TASK PROMPT:
Copy out the entries verbatim, starting from the line containing "label-extension: Extension (339, 321, 392, 335)" and continuing through the line containing "brand-state: VERMONT (892, 527, 994, 547)", with both of those lines included.

[Image layout annotations]
★ ★ ★ ★

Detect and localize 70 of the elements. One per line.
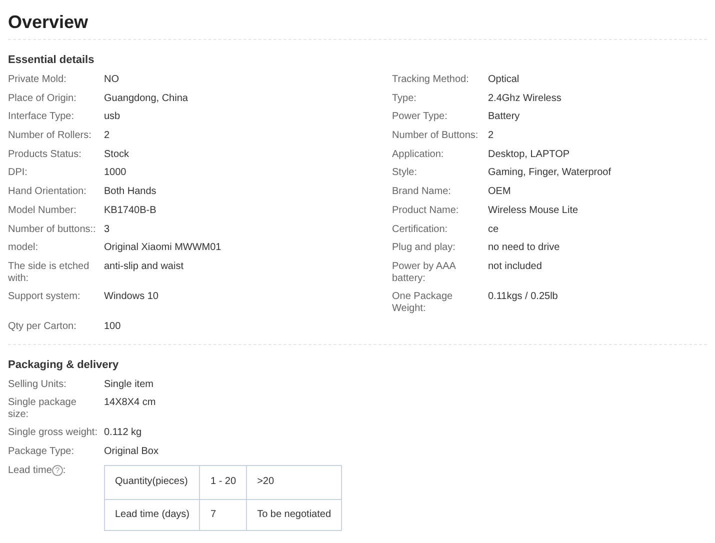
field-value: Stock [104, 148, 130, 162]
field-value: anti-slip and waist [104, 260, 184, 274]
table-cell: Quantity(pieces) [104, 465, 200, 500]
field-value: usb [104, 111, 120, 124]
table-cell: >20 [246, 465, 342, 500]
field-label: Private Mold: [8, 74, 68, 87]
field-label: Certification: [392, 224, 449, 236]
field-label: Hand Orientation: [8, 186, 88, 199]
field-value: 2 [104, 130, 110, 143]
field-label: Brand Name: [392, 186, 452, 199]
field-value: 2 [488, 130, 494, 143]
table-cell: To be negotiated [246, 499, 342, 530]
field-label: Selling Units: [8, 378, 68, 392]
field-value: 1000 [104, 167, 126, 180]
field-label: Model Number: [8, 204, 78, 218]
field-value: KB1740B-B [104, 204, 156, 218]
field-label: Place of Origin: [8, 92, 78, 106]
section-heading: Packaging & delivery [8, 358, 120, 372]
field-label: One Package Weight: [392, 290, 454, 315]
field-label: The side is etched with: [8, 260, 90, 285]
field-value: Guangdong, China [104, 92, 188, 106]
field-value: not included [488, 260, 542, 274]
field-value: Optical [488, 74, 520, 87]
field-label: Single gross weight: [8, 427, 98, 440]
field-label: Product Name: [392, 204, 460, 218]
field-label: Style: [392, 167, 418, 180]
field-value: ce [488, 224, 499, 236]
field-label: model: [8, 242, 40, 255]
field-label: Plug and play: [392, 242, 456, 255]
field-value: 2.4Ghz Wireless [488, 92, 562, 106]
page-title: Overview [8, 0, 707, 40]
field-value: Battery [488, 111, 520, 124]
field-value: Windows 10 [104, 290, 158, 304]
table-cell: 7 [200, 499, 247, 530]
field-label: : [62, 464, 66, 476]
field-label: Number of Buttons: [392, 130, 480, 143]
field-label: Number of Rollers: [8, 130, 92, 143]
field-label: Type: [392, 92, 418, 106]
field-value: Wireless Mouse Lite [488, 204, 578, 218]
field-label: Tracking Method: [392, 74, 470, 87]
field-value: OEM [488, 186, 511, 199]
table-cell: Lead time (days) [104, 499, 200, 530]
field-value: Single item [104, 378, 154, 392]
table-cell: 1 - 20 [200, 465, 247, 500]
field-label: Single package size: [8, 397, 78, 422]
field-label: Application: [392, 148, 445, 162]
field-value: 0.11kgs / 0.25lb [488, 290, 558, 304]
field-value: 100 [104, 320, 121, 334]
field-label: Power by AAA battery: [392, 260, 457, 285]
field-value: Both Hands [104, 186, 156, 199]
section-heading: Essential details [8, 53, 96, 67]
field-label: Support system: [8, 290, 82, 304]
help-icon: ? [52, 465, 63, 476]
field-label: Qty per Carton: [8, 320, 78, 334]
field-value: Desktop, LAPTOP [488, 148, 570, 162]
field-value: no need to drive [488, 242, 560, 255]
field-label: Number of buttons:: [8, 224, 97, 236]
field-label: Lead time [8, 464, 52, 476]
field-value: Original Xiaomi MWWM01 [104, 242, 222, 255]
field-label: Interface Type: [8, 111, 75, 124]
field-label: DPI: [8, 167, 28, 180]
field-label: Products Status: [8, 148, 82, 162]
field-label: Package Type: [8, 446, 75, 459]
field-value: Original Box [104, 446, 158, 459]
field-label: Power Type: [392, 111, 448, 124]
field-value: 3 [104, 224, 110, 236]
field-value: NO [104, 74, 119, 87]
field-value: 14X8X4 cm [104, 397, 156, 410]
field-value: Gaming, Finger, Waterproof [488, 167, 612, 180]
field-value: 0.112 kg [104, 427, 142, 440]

★ ★ ★ ★

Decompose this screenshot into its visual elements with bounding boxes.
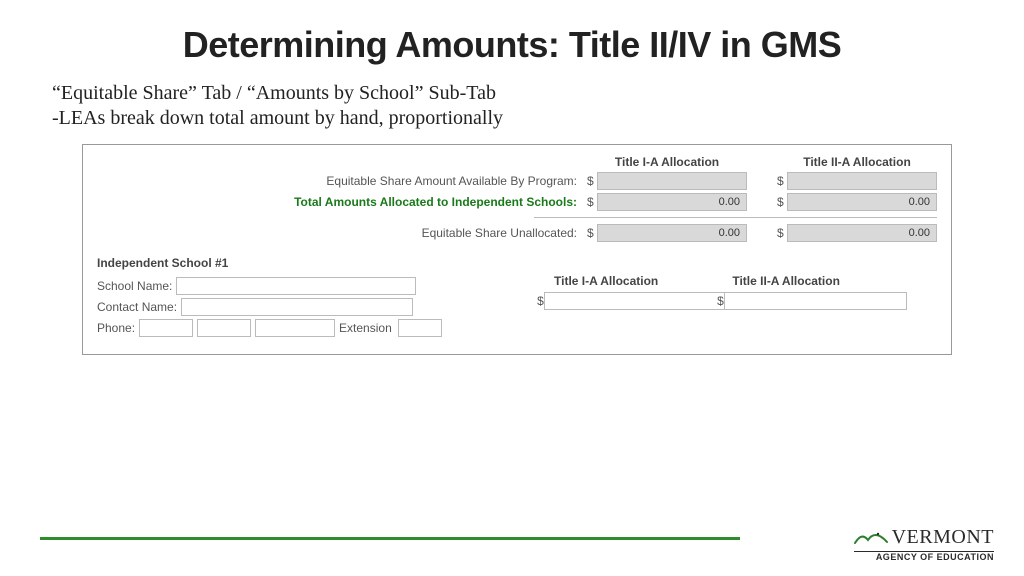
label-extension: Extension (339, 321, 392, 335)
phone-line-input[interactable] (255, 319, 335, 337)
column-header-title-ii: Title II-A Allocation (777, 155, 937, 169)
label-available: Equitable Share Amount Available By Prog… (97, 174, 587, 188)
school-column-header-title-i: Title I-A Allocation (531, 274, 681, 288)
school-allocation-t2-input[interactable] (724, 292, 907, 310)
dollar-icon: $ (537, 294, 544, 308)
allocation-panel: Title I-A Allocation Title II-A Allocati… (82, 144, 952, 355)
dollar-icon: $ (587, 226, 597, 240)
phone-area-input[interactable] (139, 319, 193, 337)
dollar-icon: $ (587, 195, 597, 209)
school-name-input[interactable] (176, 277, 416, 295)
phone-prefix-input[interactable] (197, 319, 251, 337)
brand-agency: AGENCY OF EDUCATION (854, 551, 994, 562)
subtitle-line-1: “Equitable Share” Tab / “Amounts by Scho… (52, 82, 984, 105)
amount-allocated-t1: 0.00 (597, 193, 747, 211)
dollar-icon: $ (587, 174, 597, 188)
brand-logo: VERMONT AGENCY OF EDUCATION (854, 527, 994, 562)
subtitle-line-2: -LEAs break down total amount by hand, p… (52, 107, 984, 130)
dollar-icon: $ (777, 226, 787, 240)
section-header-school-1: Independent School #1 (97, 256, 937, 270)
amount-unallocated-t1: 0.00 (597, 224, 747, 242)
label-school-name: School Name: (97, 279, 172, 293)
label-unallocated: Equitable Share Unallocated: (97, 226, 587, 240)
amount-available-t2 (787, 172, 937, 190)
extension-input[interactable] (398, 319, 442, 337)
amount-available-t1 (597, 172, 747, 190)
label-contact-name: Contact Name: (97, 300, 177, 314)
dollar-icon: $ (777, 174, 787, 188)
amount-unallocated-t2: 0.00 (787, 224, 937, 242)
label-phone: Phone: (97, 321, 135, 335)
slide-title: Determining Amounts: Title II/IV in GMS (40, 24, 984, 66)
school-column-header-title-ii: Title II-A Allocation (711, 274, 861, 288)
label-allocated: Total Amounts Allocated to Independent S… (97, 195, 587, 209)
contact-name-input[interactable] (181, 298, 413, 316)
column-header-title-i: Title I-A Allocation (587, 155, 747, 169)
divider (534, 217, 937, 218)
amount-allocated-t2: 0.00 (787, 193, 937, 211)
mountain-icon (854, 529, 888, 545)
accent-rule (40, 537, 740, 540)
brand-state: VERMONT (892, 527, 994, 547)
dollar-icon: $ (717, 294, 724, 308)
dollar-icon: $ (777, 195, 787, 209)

★ ★ ★ ★

EXERCISE OUTPUT:
label-extension: Extension (339, 321, 392, 335)
phone-line-input[interactable] (255, 319, 335, 337)
column-header-title-ii: Title II-A Allocation (777, 155, 937, 169)
label-available: Equitable Share Amount Available By Prog… (97, 174, 587, 188)
school-column-header-title-i: Title I-A Allocation (531, 274, 681, 288)
school-allocation-t2-input[interactable] (724, 292, 907, 310)
dollar-icon: $ (537, 294, 544, 308)
allocation-panel: Title I-A Allocation Title II-A Allocati… (82, 144, 952, 355)
dollar-icon: $ (587, 226, 597, 240)
phone-area-input[interactable] (139, 319, 193, 337)
dollar-icon: $ (587, 195, 597, 209)
school-name-input[interactable] (176, 277, 416, 295)
phone-prefix-input[interactable] (197, 319, 251, 337)
brand-agency: AGENCY OF EDUCATION (854, 551, 994, 562)
subtitle-line-1: “Equitable Share” Tab / “Amounts by Scho… (52, 82, 984, 105)
amount-allocated-t1: 0.00 (597, 193, 747, 211)
dollar-icon: $ (587, 174, 597, 188)
brand-logo: VERMONT AGENCY OF EDUCATION (854, 527, 994, 562)
subtitle-line-2: -LEAs break down total amount by hand, p… (52, 107, 984, 130)
dollar-icon: $ (777, 226, 787, 240)
section-header-school-1: Independent School #1 (97, 256, 937, 270)
amount-unallocated-t1: 0.00 (597, 224, 747, 242)
label-school-name: School Name: (97, 279, 172, 293)
label-unallocated: Equitable Share Unallocated: (97, 226, 587, 240)
amount-available-t2 (787, 172, 937, 190)
extension-input[interactable] (398, 319, 442, 337)
amount-available-t1 (597, 172, 747, 190)
label-contact-name: Contact Name: (97, 300, 177, 314)
dollar-icon: $ (777, 174, 787, 188)
amount-unallocated-t2: 0.00 (787, 224, 937, 242)
label-phone: Phone: (97, 321, 135, 335)
slide-title: Determining Amounts: Title II/IV in GMS (40, 24, 984, 66)
school-column-header-title-ii: Title II-A Allocation (711, 274, 861, 288)
label-allocated: Total Amounts Allocated to Independent S… (97, 195, 587, 209)
contact-name-input[interactable] (181, 298, 413, 316)
column-header-title-i: Title I-A Allocation (587, 155, 747, 169)
divider (534, 217, 937, 218)
amount-allocated-t2: 0.00 (787, 193, 937, 211)
mountain-icon (854, 529, 888, 545)
accent-rule (40, 537, 740, 540)
brand-state: VERMONT (892, 527, 994, 547)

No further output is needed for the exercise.